=== Input data ===

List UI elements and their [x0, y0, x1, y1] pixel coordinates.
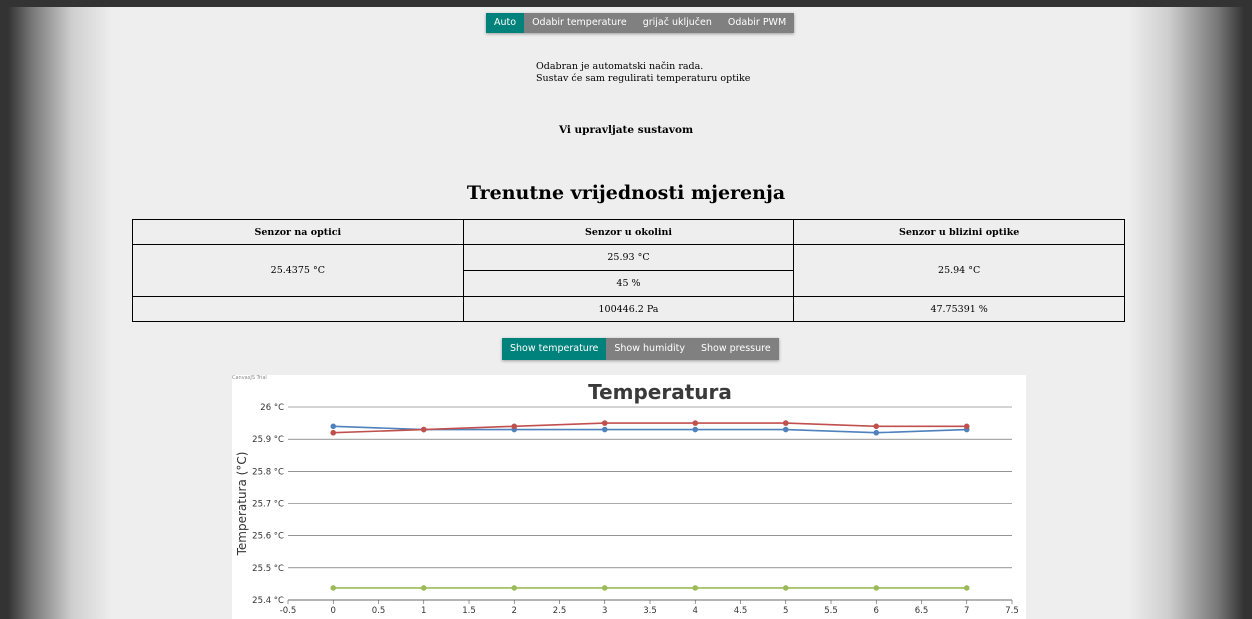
empty-cell — [132, 296, 464, 322]
data-point — [511, 585, 518, 591]
data-point — [963, 585, 970, 591]
page: Auto Odabir temperature grijač uključen … — [8, 7, 1244, 619]
ambient-pressure-cell: 100446.2 Pa — [462, 296, 795, 322]
control-status: Vi upravljate sustavom — [558, 124, 694, 136]
data-point — [511, 423, 518, 430]
tab-odabir-temperature[interactable]: Odabir temperature — [524, 13, 635, 33]
header-ambient-sensor: Senzor u okolini — [462, 219, 795, 245]
x-tick-label: 7.5 — [1005, 606, 1019, 616]
x-tick-label: 4 — [693, 606, 698, 616]
header-near-sensor: Senzor u blizini optike — [793, 219, 1125, 245]
x-tick-label: 5 — [783, 606, 788, 616]
x-tick-label: 3 — [602, 606, 607, 616]
tab-show-temperature[interactable]: Show temperature — [502, 338, 607, 360]
x-tick-label: 7 — [964, 606, 969, 616]
optic-temperature-cell: 25.4375 °C — [132, 244, 464, 297]
y-axis-label: Temperatura (°C) — [235, 452, 249, 557]
y-tick-label: 25.6 °C — [252, 532, 284, 542]
data-point — [330, 585, 337, 591]
y-tick-label: 26 °C — [260, 403, 284, 413]
chart-tabs: Show temperature Show humidity Show pres… — [502, 338, 779, 360]
data-point — [330, 429, 337, 436]
x-tick-label: 3.5 — [643, 606, 657, 616]
y-tick-label: 25.7 °C — [252, 500, 284, 510]
data-point — [782, 420, 789, 426]
x-tick-label: 4.5 — [734, 606, 748, 616]
tab-show-humidity[interactable]: Show humidity — [606, 338, 693, 360]
data-point — [963, 423, 970, 430]
tab-grijac-ukljucen[interactable]: grijač uključen — [634, 13, 720, 33]
data-point — [873, 429, 880, 436]
data-point — [420, 426, 427, 433]
series-line-1 — [333, 422, 967, 434]
data-point — [692, 426, 699, 433]
data-point — [601, 585, 608, 591]
y-tick-label: 25.5 °C — [252, 564, 284, 574]
near-humidity-cell: 47.75391 % — [793, 296, 1125, 322]
measurements-table: Senzor na optici Senzor u okolini Senzor… — [132, 219, 1125, 322]
ambient-temperature-cell: 25.93 °C — [462, 244, 795, 271]
data-point — [873, 585, 880, 591]
data-point — [330, 423, 337, 430]
data-point — [782, 426, 789, 433]
ambient-humidity-cell: 45 % — [462, 270, 795, 297]
chart-watermark: CanvasJS Trial — [232, 375, 267, 381]
y-tick-label: 25.4 °C — [252, 596, 284, 606]
data-point — [601, 426, 608, 433]
table-row: 100446.2 Pa 47.75391 % — [132, 296, 1125, 322]
near-temperature-cell: 25.94 °C — [793, 244, 1125, 297]
y-tick-label: 25.9 °C — [252, 435, 284, 445]
x-tick-label: 5.5 — [824, 606, 838, 616]
tab-odabir-pwm[interactable]: Odabir PWM — [719, 13, 795, 33]
x-tick-label: 2.5 — [553, 606, 567, 616]
temperature-chart: CanvasJS Trial Temperatura 25.4 °C 25.5 °C… — [232, 375, 1026, 619]
tab-auto[interactable]: Auto — [486, 13, 525, 33]
x-tick-label: 6 — [874, 606, 879, 616]
data-point — [873, 423, 880, 430]
x-tick-label: -0.5 — [280, 606, 297, 616]
x-tick-label: 0.5 — [372, 606, 386, 616]
mode-description-line2: Sustav će sam regulirati temperaturu opt… — [536, 73, 751, 84]
chart-svg: Temperatura 25.4 °C 25.5 °C 25.6 °C 25.7 °C 2… — [235, 380, 1019, 616]
x-tick-label: 2 — [512, 606, 517, 616]
tab-show-pressure[interactable]: Show pressure — [692, 338, 779, 360]
x-tick-label: 1 — [421, 606, 426, 616]
data-point — [692, 420, 699, 426]
x-tick-label: 6.5 — [915, 606, 929, 616]
header-optic-sensor: Senzor na optici — [132, 219, 464, 245]
data-point — [601, 420, 608, 426]
mode-description: Odabran je automatski način rada. Sustav… — [536, 61, 750, 85]
table-header-row: Senzor na optici Senzor u okolini Senzor… — [132, 219, 1125, 245]
x-tick-label: 1.5 — [462, 606, 476, 616]
mode-tabs: Auto Odabir temperature grijač uključen … — [486, 13, 795, 33]
data-point — [420, 585, 427, 591]
y-tick-label: 25.8 °C — [252, 467, 284, 477]
measurements-title: Trenutne vrijednosti mjerenja — [466, 182, 786, 204]
chart-title: Temperatura — [588, 380, 732, 404]
x-tick-label: 0 — [331, 606, 336, 616]
data-point — [782, 585, 789, 591]
mode-description-line1: Odabran je automatski način rada. — [536, 61, 704, 72]
table-row: 25.4375 °C 25.93 °C 25.94 °C — [132, 244, 1125, 297]
data-point — [692, 585, 699, 591]
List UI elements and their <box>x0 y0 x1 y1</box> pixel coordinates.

=== Stated problem ===
Repeat the lines between the one holding "empty-cell — [132, 296, 464, 322]" and the one holding "ambient-pressure-cell: 100446.2 Pa", inclusive, with every "data-point" swapped for "plot-marker" and nothing else altered.

=== Correct result ===
empty-cell — [132, 296, 464, 322]
plot-marker — [511, 585, 518, 591]
plot-marker — [963, 585, 970, 591]
page: Auto Odabir temperature grijač uključen … — [8, 7, 1244, 619]
ambient-pressure-cell: 100446.2 Pa — [462, 296, 795, 322]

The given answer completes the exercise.